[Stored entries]
----
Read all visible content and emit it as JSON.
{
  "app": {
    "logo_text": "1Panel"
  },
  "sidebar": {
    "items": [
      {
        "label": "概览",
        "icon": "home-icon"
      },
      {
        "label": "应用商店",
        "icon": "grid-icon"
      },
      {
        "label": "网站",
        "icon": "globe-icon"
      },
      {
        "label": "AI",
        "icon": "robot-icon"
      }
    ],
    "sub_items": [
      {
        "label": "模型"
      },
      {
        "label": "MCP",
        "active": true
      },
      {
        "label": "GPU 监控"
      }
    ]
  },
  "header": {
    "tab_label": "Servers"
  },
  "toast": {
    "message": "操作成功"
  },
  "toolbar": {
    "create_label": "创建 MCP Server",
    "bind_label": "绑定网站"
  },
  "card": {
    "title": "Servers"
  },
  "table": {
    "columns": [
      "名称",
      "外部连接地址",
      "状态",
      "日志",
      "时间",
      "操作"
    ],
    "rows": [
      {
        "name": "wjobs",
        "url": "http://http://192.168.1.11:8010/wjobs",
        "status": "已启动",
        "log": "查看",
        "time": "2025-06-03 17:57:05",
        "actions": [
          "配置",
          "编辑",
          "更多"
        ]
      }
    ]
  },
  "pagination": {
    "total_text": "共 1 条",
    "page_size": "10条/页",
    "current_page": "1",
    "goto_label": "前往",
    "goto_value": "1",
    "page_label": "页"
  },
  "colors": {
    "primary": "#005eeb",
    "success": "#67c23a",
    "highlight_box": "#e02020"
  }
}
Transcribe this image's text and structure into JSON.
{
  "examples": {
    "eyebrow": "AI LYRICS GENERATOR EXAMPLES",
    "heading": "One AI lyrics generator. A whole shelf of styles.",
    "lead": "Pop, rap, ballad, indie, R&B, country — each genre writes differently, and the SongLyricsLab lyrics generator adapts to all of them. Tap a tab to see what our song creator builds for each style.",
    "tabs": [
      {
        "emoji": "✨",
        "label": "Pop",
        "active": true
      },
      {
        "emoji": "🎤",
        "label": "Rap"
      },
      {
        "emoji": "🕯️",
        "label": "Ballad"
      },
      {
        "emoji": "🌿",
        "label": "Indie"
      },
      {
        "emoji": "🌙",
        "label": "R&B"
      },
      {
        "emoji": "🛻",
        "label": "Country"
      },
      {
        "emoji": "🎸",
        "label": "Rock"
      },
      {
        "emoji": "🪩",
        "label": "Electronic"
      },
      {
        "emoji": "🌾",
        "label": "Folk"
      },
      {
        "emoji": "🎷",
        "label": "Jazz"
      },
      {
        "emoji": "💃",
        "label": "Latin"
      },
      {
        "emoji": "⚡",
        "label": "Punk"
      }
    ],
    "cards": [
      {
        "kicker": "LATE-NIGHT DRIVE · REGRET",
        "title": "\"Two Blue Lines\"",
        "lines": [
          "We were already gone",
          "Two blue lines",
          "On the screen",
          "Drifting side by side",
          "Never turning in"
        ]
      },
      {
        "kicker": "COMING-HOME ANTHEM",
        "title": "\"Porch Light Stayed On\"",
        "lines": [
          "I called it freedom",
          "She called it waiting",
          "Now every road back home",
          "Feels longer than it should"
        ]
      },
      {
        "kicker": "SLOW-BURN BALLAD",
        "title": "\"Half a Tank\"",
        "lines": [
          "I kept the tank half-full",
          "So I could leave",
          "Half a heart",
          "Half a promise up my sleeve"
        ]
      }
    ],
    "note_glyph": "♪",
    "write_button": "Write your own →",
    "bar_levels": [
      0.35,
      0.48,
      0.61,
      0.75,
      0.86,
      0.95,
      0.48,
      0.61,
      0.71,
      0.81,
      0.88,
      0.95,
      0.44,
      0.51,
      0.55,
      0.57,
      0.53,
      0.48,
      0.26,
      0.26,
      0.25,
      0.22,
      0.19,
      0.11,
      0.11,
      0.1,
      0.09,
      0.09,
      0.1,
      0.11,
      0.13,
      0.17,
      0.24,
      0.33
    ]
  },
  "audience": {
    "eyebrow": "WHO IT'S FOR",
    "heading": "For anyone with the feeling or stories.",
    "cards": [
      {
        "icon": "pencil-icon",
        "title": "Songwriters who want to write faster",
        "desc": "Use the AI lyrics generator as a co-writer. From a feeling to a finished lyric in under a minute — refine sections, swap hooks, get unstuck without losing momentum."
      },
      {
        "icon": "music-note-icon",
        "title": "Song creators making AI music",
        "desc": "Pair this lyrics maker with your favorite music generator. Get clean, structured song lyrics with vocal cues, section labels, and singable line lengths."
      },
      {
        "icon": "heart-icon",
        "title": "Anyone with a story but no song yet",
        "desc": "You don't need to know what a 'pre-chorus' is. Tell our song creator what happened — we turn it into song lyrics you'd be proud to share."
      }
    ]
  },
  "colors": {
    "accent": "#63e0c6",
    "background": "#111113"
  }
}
----
Spot every line that holds "called" and copy it.

          "I called it freedom",
          "She called it waiting",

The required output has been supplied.